_Work to be completed_
Recast the part of the records that opens with the line containing "Decompose this screenshot" and closes with the line containing "data-point [385, 388, 392, 395]" as a numbered list, omitting any blank lines.

_Material to process_
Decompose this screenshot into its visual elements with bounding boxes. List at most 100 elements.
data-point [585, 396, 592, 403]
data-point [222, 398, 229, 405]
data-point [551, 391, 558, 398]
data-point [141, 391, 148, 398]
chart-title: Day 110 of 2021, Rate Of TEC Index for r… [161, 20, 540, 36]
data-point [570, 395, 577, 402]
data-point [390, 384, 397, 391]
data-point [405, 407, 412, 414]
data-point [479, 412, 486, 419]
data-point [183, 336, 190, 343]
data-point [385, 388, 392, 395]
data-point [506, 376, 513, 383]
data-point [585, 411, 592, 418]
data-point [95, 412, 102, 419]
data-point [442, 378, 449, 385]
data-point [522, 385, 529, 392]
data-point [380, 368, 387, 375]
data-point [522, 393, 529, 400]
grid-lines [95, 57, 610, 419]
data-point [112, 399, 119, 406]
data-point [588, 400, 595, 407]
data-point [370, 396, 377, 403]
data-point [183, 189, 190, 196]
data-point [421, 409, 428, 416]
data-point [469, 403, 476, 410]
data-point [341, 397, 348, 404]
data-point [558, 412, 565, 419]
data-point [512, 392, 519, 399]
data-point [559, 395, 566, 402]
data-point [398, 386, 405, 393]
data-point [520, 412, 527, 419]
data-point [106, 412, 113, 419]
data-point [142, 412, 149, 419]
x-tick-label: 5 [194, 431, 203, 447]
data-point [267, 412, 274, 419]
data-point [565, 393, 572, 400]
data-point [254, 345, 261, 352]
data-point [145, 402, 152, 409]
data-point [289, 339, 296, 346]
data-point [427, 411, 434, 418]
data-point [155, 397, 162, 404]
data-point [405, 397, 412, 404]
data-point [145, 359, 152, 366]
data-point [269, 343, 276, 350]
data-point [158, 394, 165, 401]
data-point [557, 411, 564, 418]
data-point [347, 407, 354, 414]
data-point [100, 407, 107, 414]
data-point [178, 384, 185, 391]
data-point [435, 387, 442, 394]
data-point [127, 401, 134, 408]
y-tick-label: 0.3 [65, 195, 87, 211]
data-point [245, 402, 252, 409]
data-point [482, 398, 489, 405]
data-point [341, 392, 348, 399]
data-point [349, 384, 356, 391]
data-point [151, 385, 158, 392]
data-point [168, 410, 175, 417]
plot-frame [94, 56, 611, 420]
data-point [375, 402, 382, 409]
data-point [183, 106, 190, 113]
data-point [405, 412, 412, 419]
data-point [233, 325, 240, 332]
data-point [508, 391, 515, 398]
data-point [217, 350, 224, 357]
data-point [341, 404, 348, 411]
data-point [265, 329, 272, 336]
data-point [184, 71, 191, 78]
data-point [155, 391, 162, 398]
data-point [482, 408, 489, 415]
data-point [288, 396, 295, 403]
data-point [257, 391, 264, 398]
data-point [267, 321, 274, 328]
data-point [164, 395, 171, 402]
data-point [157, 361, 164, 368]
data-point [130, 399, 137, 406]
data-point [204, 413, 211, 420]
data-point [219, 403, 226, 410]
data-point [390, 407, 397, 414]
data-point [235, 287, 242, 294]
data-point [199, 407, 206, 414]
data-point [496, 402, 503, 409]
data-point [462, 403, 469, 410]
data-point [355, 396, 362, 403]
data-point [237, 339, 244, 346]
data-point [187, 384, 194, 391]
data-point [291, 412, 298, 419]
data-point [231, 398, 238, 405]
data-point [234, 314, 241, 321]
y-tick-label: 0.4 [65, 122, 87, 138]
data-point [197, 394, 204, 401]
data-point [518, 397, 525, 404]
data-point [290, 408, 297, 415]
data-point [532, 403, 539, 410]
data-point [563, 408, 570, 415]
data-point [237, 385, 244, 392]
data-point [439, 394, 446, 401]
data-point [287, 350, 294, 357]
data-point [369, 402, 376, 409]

---

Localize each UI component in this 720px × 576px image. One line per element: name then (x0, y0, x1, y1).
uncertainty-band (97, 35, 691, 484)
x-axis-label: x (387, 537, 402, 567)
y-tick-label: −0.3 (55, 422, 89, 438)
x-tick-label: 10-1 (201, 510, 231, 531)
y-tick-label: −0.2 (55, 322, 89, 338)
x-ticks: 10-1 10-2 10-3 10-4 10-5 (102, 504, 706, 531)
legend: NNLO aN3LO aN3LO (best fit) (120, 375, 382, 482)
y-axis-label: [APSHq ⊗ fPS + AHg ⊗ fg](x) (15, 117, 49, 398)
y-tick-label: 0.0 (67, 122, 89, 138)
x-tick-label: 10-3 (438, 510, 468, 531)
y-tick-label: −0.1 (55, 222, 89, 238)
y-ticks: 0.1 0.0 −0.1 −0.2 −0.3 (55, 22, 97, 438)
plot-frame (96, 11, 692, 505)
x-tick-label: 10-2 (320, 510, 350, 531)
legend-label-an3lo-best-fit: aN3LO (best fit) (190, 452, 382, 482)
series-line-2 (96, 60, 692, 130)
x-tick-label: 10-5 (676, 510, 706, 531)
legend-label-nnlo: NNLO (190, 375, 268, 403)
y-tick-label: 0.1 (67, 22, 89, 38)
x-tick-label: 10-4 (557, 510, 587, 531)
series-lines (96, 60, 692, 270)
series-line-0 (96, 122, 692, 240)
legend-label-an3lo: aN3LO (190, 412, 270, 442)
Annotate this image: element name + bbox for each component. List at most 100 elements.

_Exercise output_
1. Decompose this screenshot into its visual elements with bounding boxes. List at most 100 elements.
2. data-point [585, 396, 592, 403]
3. data-point [222, 398, 229, 405]
4. data-point [551, 391, 558, 398]
5. data-point [141, 391, 148, 398]
6. chart-title: Day 110 of 2021, Rate Of TEC Index for r… [161, 20, 540, 36]
7. data-point [570, 395, 577, 402]
8. data-point [390, 384, 397, 391]
9. data-point [405, 407, 412, 414]
10. data-point [479, 412, 486, 419]
11. data-point [183, 336, 190, 343]
12. data-point [385, 388, 392, 395]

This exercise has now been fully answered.